§ **TASK DESCRIPTION**:
Every line containing the word "آلاف" needs to be found and copied.

§ **PROVIDED RECORDS**:
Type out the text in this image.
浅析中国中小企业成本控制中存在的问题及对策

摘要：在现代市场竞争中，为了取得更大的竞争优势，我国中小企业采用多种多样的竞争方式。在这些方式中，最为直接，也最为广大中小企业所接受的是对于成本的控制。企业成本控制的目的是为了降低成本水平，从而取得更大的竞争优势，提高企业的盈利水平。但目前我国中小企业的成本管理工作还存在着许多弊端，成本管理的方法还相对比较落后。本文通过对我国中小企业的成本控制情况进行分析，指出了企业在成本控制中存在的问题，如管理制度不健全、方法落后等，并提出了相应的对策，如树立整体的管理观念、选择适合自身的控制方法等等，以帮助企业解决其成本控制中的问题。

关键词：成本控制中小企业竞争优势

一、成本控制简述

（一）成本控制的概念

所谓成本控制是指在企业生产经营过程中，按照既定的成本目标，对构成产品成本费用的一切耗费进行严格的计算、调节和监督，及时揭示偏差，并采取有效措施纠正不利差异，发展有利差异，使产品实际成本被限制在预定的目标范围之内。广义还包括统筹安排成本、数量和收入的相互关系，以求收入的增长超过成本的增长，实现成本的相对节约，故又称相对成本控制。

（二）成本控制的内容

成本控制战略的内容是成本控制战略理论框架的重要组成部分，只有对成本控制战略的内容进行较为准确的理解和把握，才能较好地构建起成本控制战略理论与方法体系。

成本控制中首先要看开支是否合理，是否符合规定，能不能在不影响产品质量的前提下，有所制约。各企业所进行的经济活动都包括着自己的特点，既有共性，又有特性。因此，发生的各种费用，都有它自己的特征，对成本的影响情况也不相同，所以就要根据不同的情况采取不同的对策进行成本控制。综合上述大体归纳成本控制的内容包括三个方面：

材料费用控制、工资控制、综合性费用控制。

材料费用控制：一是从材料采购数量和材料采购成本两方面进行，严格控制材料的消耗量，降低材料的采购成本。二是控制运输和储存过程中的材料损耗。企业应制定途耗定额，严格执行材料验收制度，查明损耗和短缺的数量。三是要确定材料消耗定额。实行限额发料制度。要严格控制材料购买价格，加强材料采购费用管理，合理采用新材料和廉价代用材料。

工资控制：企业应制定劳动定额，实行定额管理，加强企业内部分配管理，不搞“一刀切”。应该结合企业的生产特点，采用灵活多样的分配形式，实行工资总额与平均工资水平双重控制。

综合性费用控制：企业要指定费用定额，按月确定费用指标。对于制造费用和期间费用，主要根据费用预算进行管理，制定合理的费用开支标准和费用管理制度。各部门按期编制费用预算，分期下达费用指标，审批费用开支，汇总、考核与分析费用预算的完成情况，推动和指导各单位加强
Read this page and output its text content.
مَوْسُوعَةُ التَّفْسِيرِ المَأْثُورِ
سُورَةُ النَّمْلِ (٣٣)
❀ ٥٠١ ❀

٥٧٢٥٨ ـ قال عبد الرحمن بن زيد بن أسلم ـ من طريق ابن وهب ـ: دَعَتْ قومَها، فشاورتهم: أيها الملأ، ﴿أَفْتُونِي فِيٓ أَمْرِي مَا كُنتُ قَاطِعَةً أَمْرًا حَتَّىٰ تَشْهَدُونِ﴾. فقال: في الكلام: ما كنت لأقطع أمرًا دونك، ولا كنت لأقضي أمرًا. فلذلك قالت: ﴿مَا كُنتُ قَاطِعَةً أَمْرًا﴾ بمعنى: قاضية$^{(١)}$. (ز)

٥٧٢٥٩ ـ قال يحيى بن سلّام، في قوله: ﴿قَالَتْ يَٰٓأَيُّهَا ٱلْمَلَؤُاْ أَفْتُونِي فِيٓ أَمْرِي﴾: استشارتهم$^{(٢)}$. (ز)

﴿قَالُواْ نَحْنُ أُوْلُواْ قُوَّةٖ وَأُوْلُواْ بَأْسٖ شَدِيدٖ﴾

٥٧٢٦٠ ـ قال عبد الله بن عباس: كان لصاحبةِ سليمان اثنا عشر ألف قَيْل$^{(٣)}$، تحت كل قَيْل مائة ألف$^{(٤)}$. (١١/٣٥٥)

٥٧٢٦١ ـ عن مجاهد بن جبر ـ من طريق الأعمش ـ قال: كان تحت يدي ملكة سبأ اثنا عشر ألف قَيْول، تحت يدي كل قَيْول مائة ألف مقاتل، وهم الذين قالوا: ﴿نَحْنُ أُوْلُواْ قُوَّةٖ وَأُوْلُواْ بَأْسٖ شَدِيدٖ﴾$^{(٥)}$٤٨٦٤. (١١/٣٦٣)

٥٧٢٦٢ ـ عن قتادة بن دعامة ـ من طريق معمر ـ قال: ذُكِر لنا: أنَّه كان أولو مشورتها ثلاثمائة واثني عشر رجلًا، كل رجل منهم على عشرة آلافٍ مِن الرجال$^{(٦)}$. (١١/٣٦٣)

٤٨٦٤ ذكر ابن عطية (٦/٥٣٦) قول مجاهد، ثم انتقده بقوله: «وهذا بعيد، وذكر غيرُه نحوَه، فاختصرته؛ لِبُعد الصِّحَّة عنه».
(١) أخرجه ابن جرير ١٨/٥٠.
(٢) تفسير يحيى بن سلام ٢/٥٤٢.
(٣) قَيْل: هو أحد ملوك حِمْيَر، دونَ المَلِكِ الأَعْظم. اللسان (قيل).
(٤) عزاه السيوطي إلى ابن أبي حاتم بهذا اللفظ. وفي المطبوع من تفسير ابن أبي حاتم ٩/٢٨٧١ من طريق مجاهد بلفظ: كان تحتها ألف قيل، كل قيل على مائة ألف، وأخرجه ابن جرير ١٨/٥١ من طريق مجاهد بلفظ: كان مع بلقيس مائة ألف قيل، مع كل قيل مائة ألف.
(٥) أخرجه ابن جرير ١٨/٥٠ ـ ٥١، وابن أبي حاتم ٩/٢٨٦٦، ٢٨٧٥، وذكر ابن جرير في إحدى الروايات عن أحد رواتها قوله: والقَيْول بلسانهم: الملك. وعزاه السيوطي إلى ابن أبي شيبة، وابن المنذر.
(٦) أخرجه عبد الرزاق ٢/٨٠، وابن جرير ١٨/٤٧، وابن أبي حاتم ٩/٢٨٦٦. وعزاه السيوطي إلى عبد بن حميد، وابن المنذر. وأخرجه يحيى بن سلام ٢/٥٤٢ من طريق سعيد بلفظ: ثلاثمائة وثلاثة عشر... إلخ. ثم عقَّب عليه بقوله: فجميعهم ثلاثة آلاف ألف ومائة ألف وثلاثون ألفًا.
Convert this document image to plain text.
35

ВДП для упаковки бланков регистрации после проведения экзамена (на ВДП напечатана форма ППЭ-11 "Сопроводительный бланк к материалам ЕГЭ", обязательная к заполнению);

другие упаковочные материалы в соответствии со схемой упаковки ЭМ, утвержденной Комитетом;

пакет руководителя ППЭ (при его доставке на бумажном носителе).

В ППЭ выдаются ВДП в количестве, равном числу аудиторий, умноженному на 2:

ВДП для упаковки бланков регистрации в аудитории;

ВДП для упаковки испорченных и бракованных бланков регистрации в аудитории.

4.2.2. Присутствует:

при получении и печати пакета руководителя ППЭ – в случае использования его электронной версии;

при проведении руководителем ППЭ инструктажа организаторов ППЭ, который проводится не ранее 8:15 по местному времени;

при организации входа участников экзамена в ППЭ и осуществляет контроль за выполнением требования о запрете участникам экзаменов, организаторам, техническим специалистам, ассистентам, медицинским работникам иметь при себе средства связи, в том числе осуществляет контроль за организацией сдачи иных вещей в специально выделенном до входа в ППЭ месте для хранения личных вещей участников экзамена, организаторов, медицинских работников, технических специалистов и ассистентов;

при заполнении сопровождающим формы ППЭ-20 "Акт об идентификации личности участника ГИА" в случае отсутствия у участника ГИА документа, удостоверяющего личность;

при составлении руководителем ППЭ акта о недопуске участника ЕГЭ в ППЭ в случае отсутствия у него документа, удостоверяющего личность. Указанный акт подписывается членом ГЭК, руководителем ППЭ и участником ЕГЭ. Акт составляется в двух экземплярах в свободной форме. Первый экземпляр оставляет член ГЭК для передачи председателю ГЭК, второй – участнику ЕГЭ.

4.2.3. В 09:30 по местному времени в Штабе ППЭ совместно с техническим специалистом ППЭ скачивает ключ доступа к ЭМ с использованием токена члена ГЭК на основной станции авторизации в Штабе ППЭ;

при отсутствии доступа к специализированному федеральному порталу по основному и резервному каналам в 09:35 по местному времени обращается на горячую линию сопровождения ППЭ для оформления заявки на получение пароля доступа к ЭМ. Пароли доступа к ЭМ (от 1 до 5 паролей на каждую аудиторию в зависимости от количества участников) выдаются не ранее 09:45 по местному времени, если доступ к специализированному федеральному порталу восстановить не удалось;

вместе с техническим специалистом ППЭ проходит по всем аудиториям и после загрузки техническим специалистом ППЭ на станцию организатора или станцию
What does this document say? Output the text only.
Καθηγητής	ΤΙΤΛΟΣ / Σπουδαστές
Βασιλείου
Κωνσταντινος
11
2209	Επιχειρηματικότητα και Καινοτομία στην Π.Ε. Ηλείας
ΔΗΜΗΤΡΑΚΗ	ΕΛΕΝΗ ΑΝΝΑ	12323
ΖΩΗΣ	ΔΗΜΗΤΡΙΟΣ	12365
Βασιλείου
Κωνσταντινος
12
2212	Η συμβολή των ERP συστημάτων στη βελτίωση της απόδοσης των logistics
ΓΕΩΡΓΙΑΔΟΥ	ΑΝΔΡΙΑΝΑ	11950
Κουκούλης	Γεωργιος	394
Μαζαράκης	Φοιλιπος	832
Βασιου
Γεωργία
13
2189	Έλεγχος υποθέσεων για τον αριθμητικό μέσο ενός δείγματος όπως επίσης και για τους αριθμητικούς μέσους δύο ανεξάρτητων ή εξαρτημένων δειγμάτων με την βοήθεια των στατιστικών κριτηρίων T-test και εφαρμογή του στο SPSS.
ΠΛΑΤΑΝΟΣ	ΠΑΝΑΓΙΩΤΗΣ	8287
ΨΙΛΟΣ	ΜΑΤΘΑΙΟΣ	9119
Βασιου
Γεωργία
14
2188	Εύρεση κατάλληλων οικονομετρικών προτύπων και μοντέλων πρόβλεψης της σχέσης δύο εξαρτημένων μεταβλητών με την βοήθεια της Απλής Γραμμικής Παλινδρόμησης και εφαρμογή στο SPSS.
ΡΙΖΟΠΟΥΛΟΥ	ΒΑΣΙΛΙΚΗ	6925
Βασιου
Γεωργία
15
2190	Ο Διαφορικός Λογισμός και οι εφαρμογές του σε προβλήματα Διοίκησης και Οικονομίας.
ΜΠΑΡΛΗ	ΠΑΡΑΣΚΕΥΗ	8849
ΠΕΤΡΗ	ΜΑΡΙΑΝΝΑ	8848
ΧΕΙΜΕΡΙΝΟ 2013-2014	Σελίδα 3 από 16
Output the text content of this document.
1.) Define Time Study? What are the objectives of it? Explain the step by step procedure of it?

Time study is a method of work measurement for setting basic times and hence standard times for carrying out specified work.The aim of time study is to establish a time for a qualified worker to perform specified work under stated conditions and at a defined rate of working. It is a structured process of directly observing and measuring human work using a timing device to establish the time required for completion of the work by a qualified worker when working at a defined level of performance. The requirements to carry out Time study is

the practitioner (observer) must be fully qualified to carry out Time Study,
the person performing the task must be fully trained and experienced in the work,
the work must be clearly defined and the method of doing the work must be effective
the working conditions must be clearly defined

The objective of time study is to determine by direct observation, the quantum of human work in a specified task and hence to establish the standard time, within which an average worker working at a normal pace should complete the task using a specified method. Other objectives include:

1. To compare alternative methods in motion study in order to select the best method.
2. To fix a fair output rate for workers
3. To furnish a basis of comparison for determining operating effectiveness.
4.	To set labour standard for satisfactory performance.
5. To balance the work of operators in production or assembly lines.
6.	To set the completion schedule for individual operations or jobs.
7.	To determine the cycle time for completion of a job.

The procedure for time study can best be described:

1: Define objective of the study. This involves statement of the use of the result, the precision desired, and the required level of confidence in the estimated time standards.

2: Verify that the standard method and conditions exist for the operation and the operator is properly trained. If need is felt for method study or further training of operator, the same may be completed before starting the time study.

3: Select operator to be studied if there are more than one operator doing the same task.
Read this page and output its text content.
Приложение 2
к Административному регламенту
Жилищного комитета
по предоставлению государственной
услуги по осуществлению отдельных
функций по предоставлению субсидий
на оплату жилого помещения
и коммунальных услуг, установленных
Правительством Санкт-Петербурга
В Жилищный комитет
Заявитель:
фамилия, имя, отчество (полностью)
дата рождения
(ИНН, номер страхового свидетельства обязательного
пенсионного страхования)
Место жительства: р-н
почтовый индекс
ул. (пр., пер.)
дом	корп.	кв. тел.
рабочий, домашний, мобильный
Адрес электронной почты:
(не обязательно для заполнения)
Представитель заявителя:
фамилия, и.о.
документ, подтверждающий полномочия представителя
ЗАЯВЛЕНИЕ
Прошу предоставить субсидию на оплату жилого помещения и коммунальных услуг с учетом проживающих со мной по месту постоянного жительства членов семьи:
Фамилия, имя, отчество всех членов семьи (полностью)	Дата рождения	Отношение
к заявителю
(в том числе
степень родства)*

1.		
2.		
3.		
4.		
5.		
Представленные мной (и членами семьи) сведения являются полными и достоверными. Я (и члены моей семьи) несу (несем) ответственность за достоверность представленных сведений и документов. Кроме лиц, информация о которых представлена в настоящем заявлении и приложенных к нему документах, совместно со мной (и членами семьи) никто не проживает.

§ **REPLY**:
٥٧٢٦٢ ـ عن قتادة بن دعامة ـ من طريق معمر ـ قال: ذُكِر لنا: أنَّه كان أولو مشورتها ثلاثمائة واثني عشر رجلًا، كل رجل منهم على عشرة آلافٍ مِن الرجال$^{(٦)}$. (١١/٣٦٣)
(٦) أخرجه عبد الرزاق ٢/٨٠، وابن جرير ١٨/٤٧، وابن أبي حاتم ٩/٢٨٦٦. وعزاه السيوطي إلى عبد بن حميد، وابن المنذر. وأخرجه يحيى بن سلام ٢/٥٤٢ من طريق سعيد بلفظ: ثلاثمائة وثلاثة عشر... إلخ. ثم عقَّب عليه بقوله: فجميعهم ثلاثة آلاف ألف ومائة ألف وثلاثون ألفًا.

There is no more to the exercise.